____ Excerpt to read
I just had my left cv done along with my clutch. Cv joint itself was only $70 and some change. Total would have been $200 approx. At least that is what they told me at the shop. One thing to keep in mind about that is that I live in the midwest and it was an import specialty shop. For a clutch pack install and a cv joint install it was $615 total. Although, no more clicking and it rides TIGHT now. As far as I can tell this is the first major work not related to an accident done to my b14 at approx. 147k miles.


----------



## SergioCR (Sep 18, 2002)

WiZzO said:


> where did you get it for that cheap? its about time for me to replace mine so i'm going to be doing some shopping soon


Costa Rica....  that's what we pay here for Nissan "compatible" cv joints... actually i payed less than that for my wife Metro's cv joints also...


----------



## SergioCR (Sep 18, 2002)

infazorak said:


> Went for a drive today to my parents' house. A good 40 minute drive with a few turns here and there. Not one "Clunk" or anything that couldn't be attributed to road conditions. Maybe I'm just paranoid and looking for something to be wrong with the thing.
> 
> *Zorak Out*


That usually happens when they are starting to fail... mine do the same thing sometimes it clicks, sometimes it dont, both boots are ok so probably there's grease helping things out but if the boot rips away problems will araise pretty soon.


----------



## WiZzO (Jun 15, 2005)

SergioCR said:


> Costa Rica....  that's what we pay here for Nissan "compatible" cv joints... actually i payed less than that for my wife Metro's cv joints also...


compatible works :thumbup: , they wouldn't happen to have a website that i could order from would they?


----------



## SergioCR (Sep 18, 2002)

WiZzO said:


> compatible works :thumbup: , they wouldn't happen to have a website that i could order from would they?


Well, nope.... it's a retail store.... but maybe doing some searching for cv joints over the net would show some stores with cheap compatible ones..


----------



## Johnjay7777 (Jun 11, 2005)

SergioCR said:


> Now that's one expensive CV joint replacement!
> Do they have to be "Nissan Original" or can you go for an aftermarket one? i replaced both sides of mine with some CV Joint aftermarket, which works like new for $25 each.... it's been 6 months by now and still works perfect... no clicking, no "loose feeling" at cv...
________
____ Dataset rows
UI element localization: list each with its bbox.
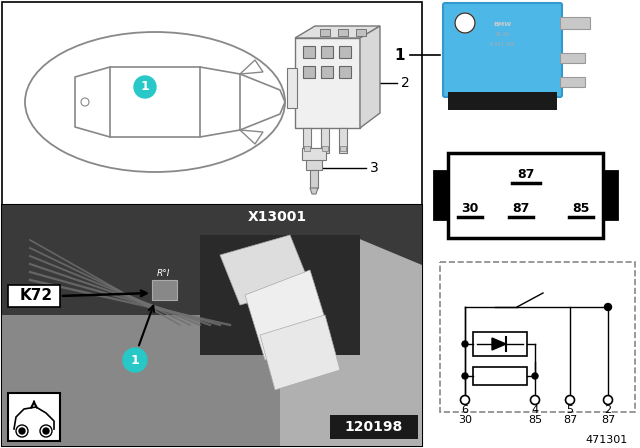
- Text: 1: 1: [394, 47, 405, 63]
- Polygon shape: [220, 235, 310, 305]
- Bar: [330, 415, 418, 439]
- Bar: [448, 92, 557, 110]
- Text: BMW: BMW: [493, 22, 511, 27]
- Text: 87: 87: [517, 168, 534, 181]
- Bar: [428, 148, 623, 248]
- Bar: [339, 66, 351, 78]
- Bar: [8, 393, 60, 441]
- Bar: [356, 29, 366, 36]
- Circle shape: [40, 425, 52, 437]
- Circle shape: [134, 76, 156, 98]
- Bar: [560, 53, 585, 63]
- Text: 30: 30: [461, 202, 479, 215]
- Text: 5: 5: [566, 405, 573, 415]
- Text: K72: K72: [20, 289, 53, 303]
- Circle shape: [531, 396, 540, 405]
- Bar: [306, 148, 322, 170]
- Bar: [303, 46, 315, 58]
- Bar: [560, 17, 590, 29]
- Bar: [340, 146, 346, 151]
- Text: 6: 6: [461, 405, 468, 415]
- Polygon shape: [245, 270, 330, 360]
- Bar: [302, 148, 326, 160]
- Text: X13001: X13001: [248, 210, 307, 224]
- Bar: [320, 29, 330, 36]
- Circle shape: [81, 98, 89, 106]
- Bar: [8, 285, 60, 307]
- Text: 87: 87: [512, 202, 529, 215]
- Circle shape: [605, 303, 611, 310]
- Polygon shape: [240, 60, 263, 74]
- Bar: [560, 77, 585, 87]
- Bar: [321, 128, 329, 153]
- Bar: [321, 66, 333, 78]
- Text: 85: 85: [572, 202, 589, 215]
- Bar: [440, 262, 635, 412]
- Bar: [2, 2, 422, 205]
- Bar: [321, 46, 333, 58]
- Bar: [2, 205, 422, 446]
- Bar: [473, 332, 527, 356]
- Text: 4: 4: [531, 405, 539, 415]
- Text: 1: 1: [131, 353, 140, 366]
- Circle shape: [19, 428, 25, 434]
- Text: 6 921 385: 6 921 385: [490, 43, 515, 47]
- Bar: [295, 38, 360, 128]
- Bar: [200, 235, 360, 355]
- Bar: [2, 285, 422, 446]
- Bar: [430, 2, 630, 132]
- Bar: [603, 171, 617, 219]
- Text: 2: 2: [604, 405, 612, 415]
- Polygon shape: [360, 26, 380, 128]
- Text: 1: 1: [141, 81, 149, 94]
- Text: 471301: 471301: [586, 435, 628, 445]
- Circle shape: [462, 341, 468, 347]
- Text: 3: 3: [370, 161, 379, 175]
- Polygon shape: [492, 338, 506, 350]
- Bar: [473, 367, 527, 385]
- Circle shape: [43, 428, 49, 434]
- Polygon shape: [260, 315, 340, 390]
- Text: R°I: R°I: [156, 268, 170, 277]
- Bar: [152, 280, 177, 300]
- Text: 87: 87: [563, 415, 577, 425]
- Ellipse shape: [25, 32, 285, 172]
- Bar: [339, 46, 351, 58]
- Bar: [304, 146, 310, 151]
- Circle shape: [566, 396, 575, 405]
- Text: 87: 87: [601, 415, 615, 425]
- Circle shape: [532, 373, 538, 379]
- Text: 120198: 120198: [345, 420, 403, 434]
- Bar: [2, 205, 422, 315]
- Bar: [448, 153, 603, 238]
- Polygon shape: [280, 235, 422, 446]
- Circle shape: [461, 396, 470, 405]
- Polygon shape: [240, 130, 263, 144]
- Bar: [435, 257, 640, 437]
- Text: 85: 85: [528, 415, 542, 425]
- Bar: [310, 170, 318, 188]
- Bar: [303, 128, 311, 153]
- Text: 30: 30: [458, 415, 472, 425]
- Circle shape: [604, 396, 612, 405]
- Bar: [338, 29, 348, 36]
- Circle shape: [16, 425, 28, 437]
- Text: 61.36: 61.36: [495, 33, 509, 38]
- Bar: [434, 171, 448, 219]
- Circle shape: [462, 373, 468, 379]
- Polygon shape: [295, 26, 380, 38]
- Bar: [287, 68, 297, 108]
- Bar: [322, 146, 328, 151]
- Bar: [303, 66, 315, 78]
- FancyBboxPatch shape: [443, 3, 562, 97]
- Text: 2: 2: [401, 76, 410, 90]
- Bar: [339, 128, 347, 153]
- Circle shape: [455, 13, 475, 33]
- Circle shape: [123, 348, 147, 372]
- Polygon shape: [310, 188, 318, 194]
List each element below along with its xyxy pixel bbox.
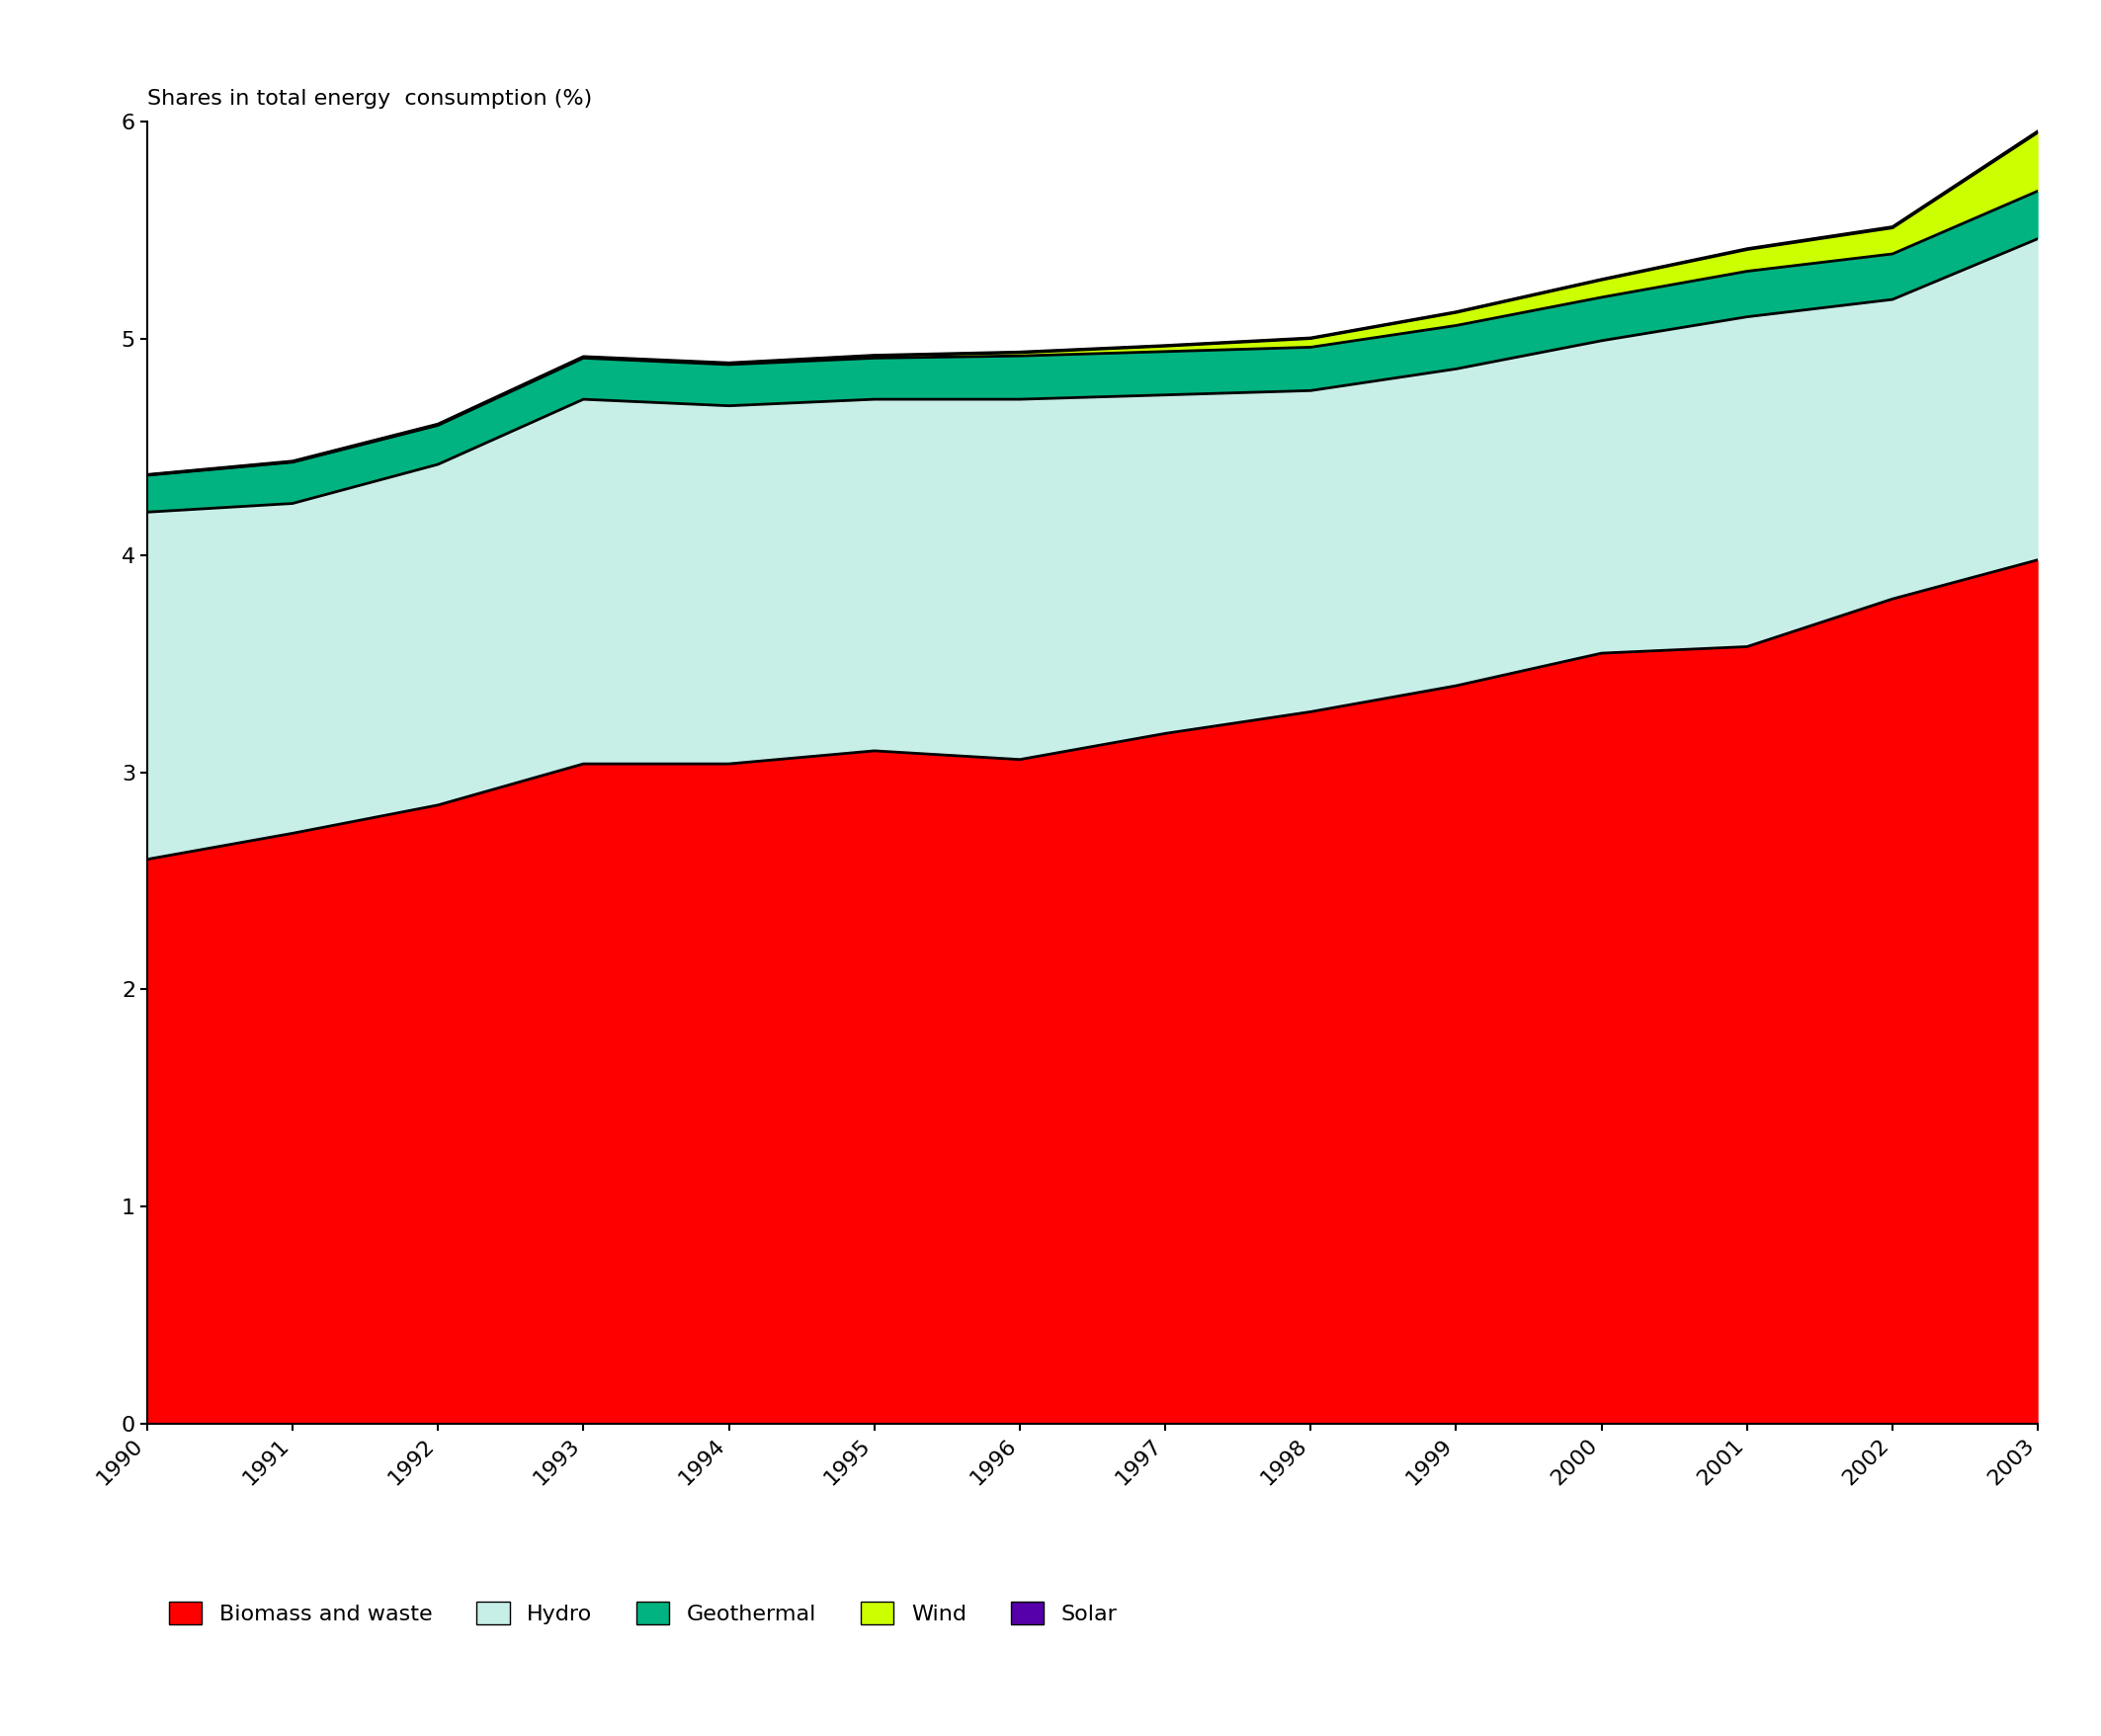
Legend: Biomass and waste, Hydro, Geothermal, Wind, Solar: Biomass and waste, Hydro, Geothermal, Wi… xyxy=(158,1590,1128,1635)
Text: Shares in total energy  consumption (%): Shares in total energy consumption (%) xyxy=(147,89,592,108)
________
• _Exercise set_:
1. Please write out a passage from the CV joint thread, beginning at the words that have "I just had my" and stopping after "approx. 147k miles.".
2. Answer these questions about the CV joint thread:
(a) How much did the left CV joint itself cost in the first post?
(b) At about what mileage was that work done?
(c) What kind of store did SergioCR say sells the compatible CV joints?

• _Results for each task_:
1.
I just had my left cv done along with my clutch. Cv joint itself was only $70 and some change. Total would have been $200 approx. At least that is what they told me at the shop. One thing to keep in mind about that is that I live in the midwest and it was an import specialty shop. For a clutch pack install and a cv joint install it was $615 total. Although, no more clicking and it rides TIGHT now. As far as I can tell this is the first major work not related to an accident done to my b14 at approx. 147k miles.

2.
(a) $70 and some change
(b) Approximately 147k miles
(c) A retail store